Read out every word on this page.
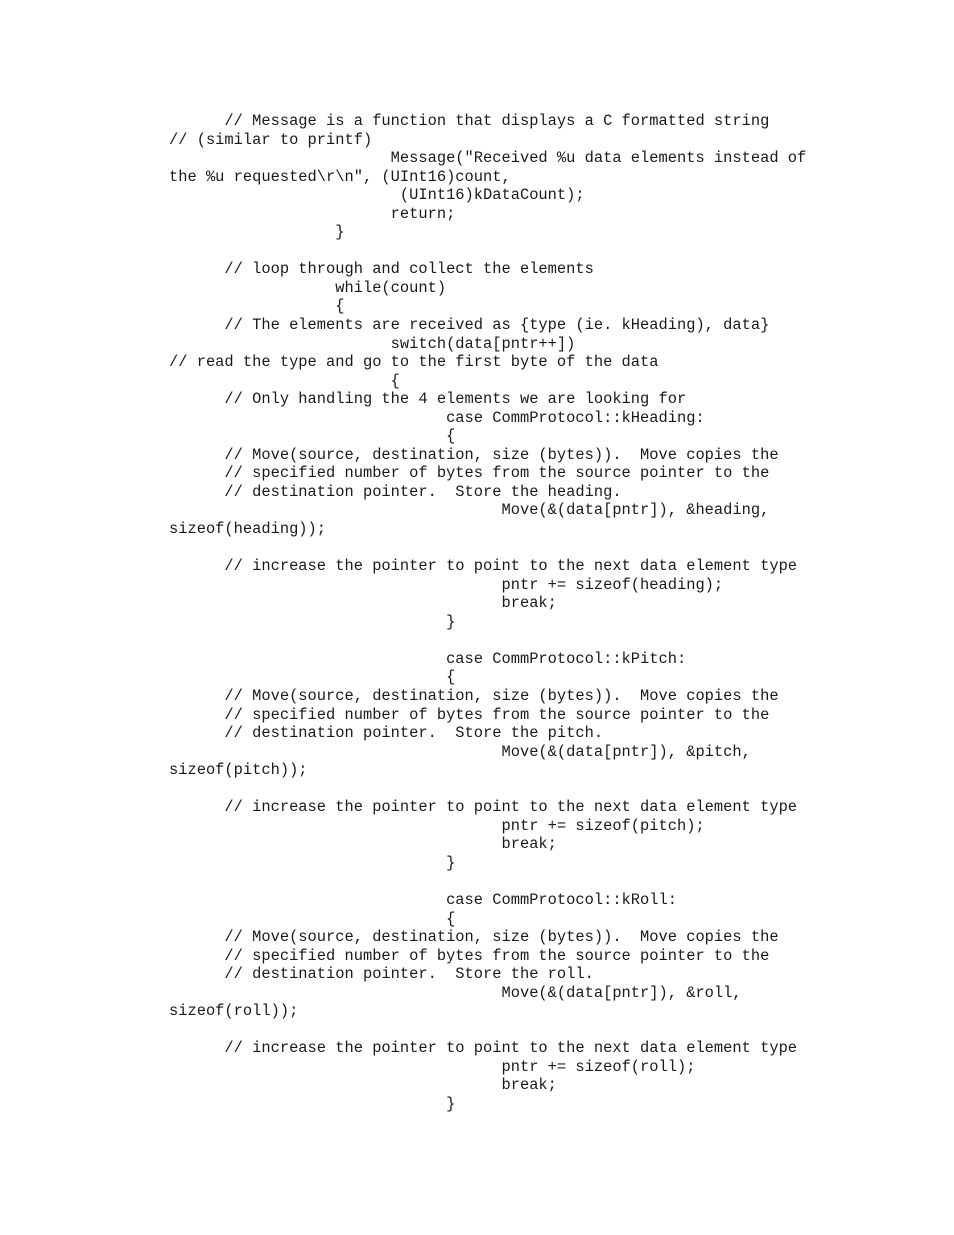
// Message is a function that displays a C formatted string
// (similar to printf)
Message("Received %u data elements instead of
the %u requested\r\n", (UInt16)count,
(UInt16)kDataCount);
return;
}
// loop through and collect the elements
while(count)
{
// The elements are received as {type (ie. kHeading), data}
switch(data[pntr++])
// read the type and go to the first byte of the data
{
// Only handling the 4 elements we are looking for
case CommProtocol::kHeading:
{
// Move(source, destination, size (bytes)).  Move copies the
// specified number of bytes from the source pointer to the
// destination pointer.  Store the heading.
Move(&(data[pntr]), &heading,
sizeof(heading));
// increase the pointer to point to the next data element type
pntr += sizeof(heading);
break;
}
case CommProtocol::kPitch:
{
// Move(source, destination, size (bytes)).  Move copies the
// specified number of bytes from the source pointer to the
// destination pointer.  Store the pitch.
Move(&(data[pntr]), &pitch,
sizeof(pitch));
// increase the pointer to point to the next data element type
pntr += sizeof(pitch);
break;
}
case CommProtocol::kRoll:
{
// Move(source, destination, size (bytes)).  Move copies the
// specified number of bytes from the source pointer to the
// destination pointer.  Store the roll.
Move(&(data[pntr]), &roll,
sizeof(roll));
// increase the pointer to point to the next data element type
pntr += sizeof(roll);
break;
}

— Written request —
From the material above, reproduce everything verbatim except the pictures.

— Response to the task —
Read out every word on this page.
// Message is a function that displays a C formatted string
// (similar to printf)
Message("Received %u data elements instead of
the %u requested\r\n", (UInt16)count,
(UInt16)kDataCount);
return;
}
// loop through and collect the elements
while(count)
{
// The elements are received as {type (ie. kHeading), data}
switch(data[pntr++])
// read the type and go to the first byte of the data
{
// Only handling the 4 elements we are looking for
case CommProtocol::kHeading:
{
// Move(source, destination, size (bytes)).  Move copies the
// specified number of bytes from the source pointer to the
// destination pointer.  Store the heading.
Move(&(data[pntr]), &heading,
sizeof(heading));
// increase the pointer to point to the next data element type
pntr += sizeof(heading);
break;
}
case CommProtocol::kPitch:
{
// Move(source, destination, size (bytes)).  Move copies the
// specified number of bytes from the source pointer to the
// destination pointer.  Store the pitch.
Move(&(data[pntr]), &pitch,
sizeof(pitch));
// increase the pointer to point to the next data element type
pntr += sizeof(pitch);
break;
}
case CommProtocol::kRoll:
{
// Move(source, destination, size (bytes)).  Move copies the
// specified number of bytes from the source pointer to the
// destination pointer.  Store the roll.
Move(&(data[pntr]), &roll,
sizeof(roll));
// increase the pointer to point to the next data element type
pntr += sizeof(roll);
break;
}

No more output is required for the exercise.